=== Data in this exercise ===
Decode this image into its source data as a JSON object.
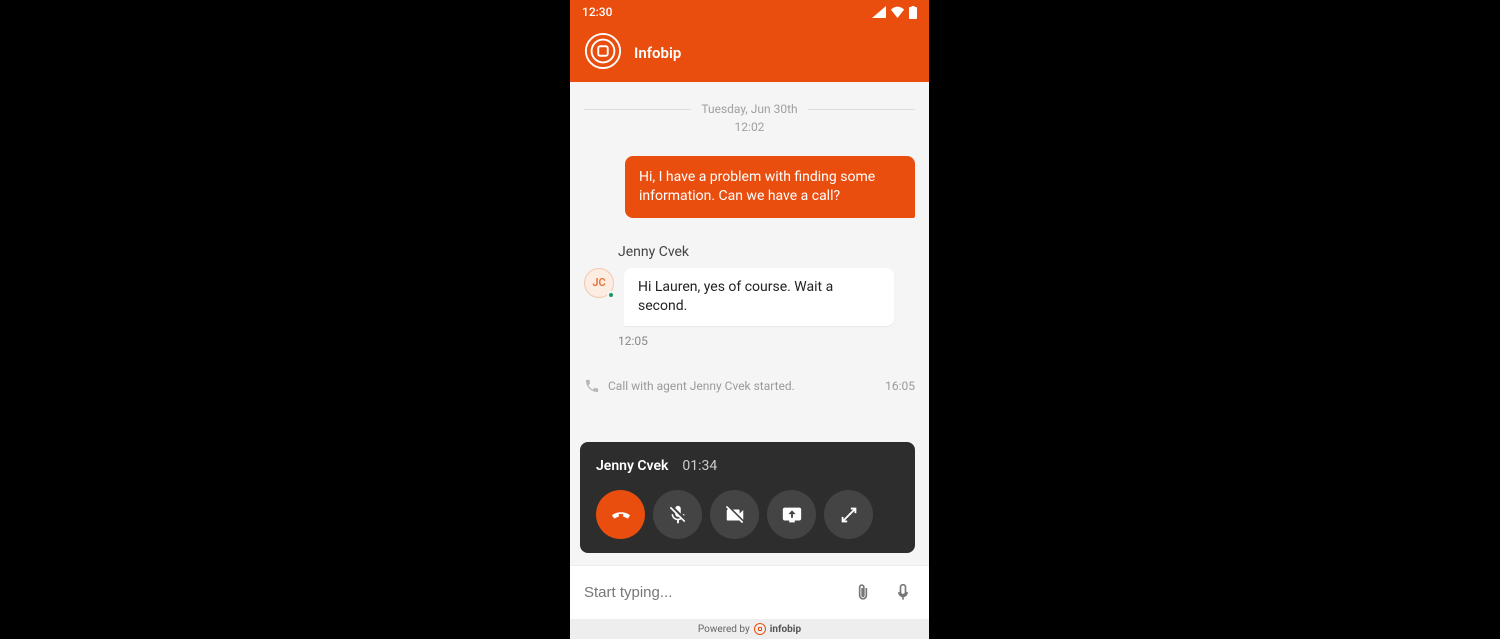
{
  "status": {
    "time": "12:30"
  },
  "header": {
    "title": "Infobip"
  },
  "thread": {
    "date": "Tuesday, Jun 30th",
    "first_time": "12:02",
    "out_msg": "Hi, I have a problem with finding some information. Can we have a call?",
    "agent_name": "Jenny Cvek",
    "avatar_initials": "JC",
    "in_msg": "Hi Lauren, yes of course. Wait a second.",
    "in_time": "12:05",
    "system_msg": "Call with agent Jenny Cvek started.",
    "system_time": "16:05"
  },
  "call": {
    "name": "Jenny Cvek",
    "timer": "01:34"
  },
  "composer": {
    "placeholder": "Start typing..."
  },
  "footer": {
    "prefix": "Powered by",
    "brand": "infobip"
  }
}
===
> _Instructions for the task_
Repeat each entry exactly as it appears; skip any picture.

> _Task output_
Decode this image into its source data as a JSON object.
{
  "status": {
    "time": "12:30"
  },
  "header": {
    "title": "Infobip"
  },
  "thread": {
    "date": "Tuesday, Jun 30th",
    "first_time": "12:02",
    "out_msg": "Hi, I have a problem with finding some information. Can we have a call?",
    "agent_name": "Jenny Cvek",
    "avatar_initials": "JC",
    "in_msg": "Hi Lauren, yes of course. Wait a second.",
    "in_time": "12:05",
    "system_msg": "Call with agent Jenny Cvek started.",
    "system_time": "16:05"
  },
  "call": {
    "name": "Jenny Cvek",
    "timer": "01:34"
  },
  "composer": {
    "placeholder": "Start typing..."
  },
  "footer": {
    "prefix": "Powered by",
    "brand": "infobip"
  }
}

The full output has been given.